**Exercise materials:**

* begin *

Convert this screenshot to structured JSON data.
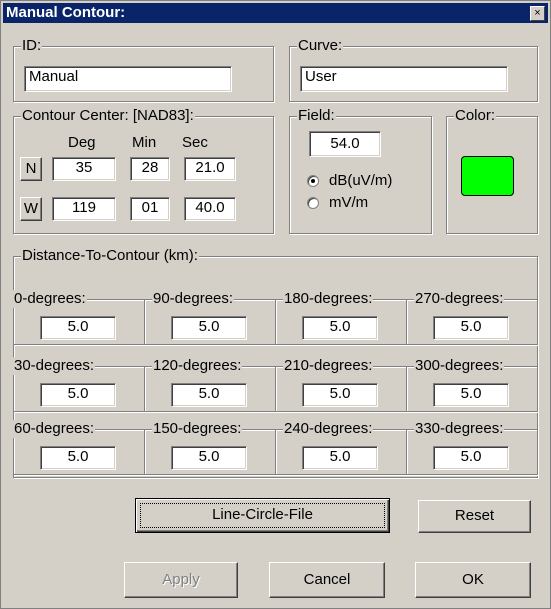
{
  "window": {
    "title": "Manual Contour:",
    "close_glyph": "×"
  },
  "id_group": {
    "label": "ID:",
    "value": "Manual"
  },
  "curve_group": {
    "label": "Curve:",
    "value": "User"
  },
  "center_group": {
    "label": "Contour Center: [NAD83]:",
    "col_deg": "Deg",
    "col_min": "Min",
    "col_sec": "Sec",
    "lat": {
      "hemisphere": "N",
      "deg": "35",
      "min": "28",
      "sec": "21.0"
    },
    "lon": {
      "hemisphere": "W",
      "deg": "119",
      "min": "01",
      "sec": "40.0"
    }
  },
  "field_group": {
    "label": "Field:",
    "value": "54.0",
    "options": [
      {
        "label": "dB(uV/m)",
        "selected": true
      },
      {
        "label": "mV/m",
        "selected": false
      }
    ]
  },
  "color_group": {
    "label": "Color:",
    "swatch_color": "#00ff00"
  },
  "distance_group": {
    "label": "Distance-To-Contour (km):",
    "rows": [
      [
        {
          "label": "0-degrees:",
          "value": "5.0"
        },
        {
          "label": "90-degrees:",
          "value": "5.0"
        },
        {
          "label": "180-degrees:",
          "value": "5.0"
        },
        {
          "label": "270-degrees:",
          "value": "5.0"
        }
      ],
      [
        {
          "label": "30-degrees:",
          "value": "5.0"
        },
        {
          "label": "120-degrees:",
          "value": "5.0"
        },
        {
          "label": "210-degrees:",
          "value": "5.0"
        },
        {
          "label": "300-degrees:",
          "value": "5.0"
        }
      ],
      [
        {
          "label": "60-degrees:",
          "value": "5.0"
        },
        {
          "label": "150-degrees:",
          "value": "5.0"
        },
        {
          "label": "240-degrees:",
          "value": "5.0"
        },
        {
          "label": "330-degrees:",
          "value": "5.0"
        }
      ]
    ]
  },
  "buttons": {
    "line_circle_file": "Line-Circle-File",
    "reset": "Reset",
    "apply": "Apply",
    "cancel": "Cancel",
    "ok": "OK"
  },
  "colors": {
    "titlebar": "#0a246a",
    "face": "#d4d0c8",
    "swatch": "#00ff00"
  }
}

* end *

**Prompt:** Scan the material above. Copy each line where "degrees" occurs.

**Task output:**
          "label": "0-degrees:",
          "label": "90-degrees:",
          "label": "180-degrees:",
          "label": "270-degrees:",
          "label": "30-degrees:",
          "label": "120-degrees:",
          "label": "210-degrees:",
          "label": "300-degrees:",
          "label": "60-degrees:",
          "label": "150-degrees:",
          "label": "240-degrees:",
          "label": "330-degrees:",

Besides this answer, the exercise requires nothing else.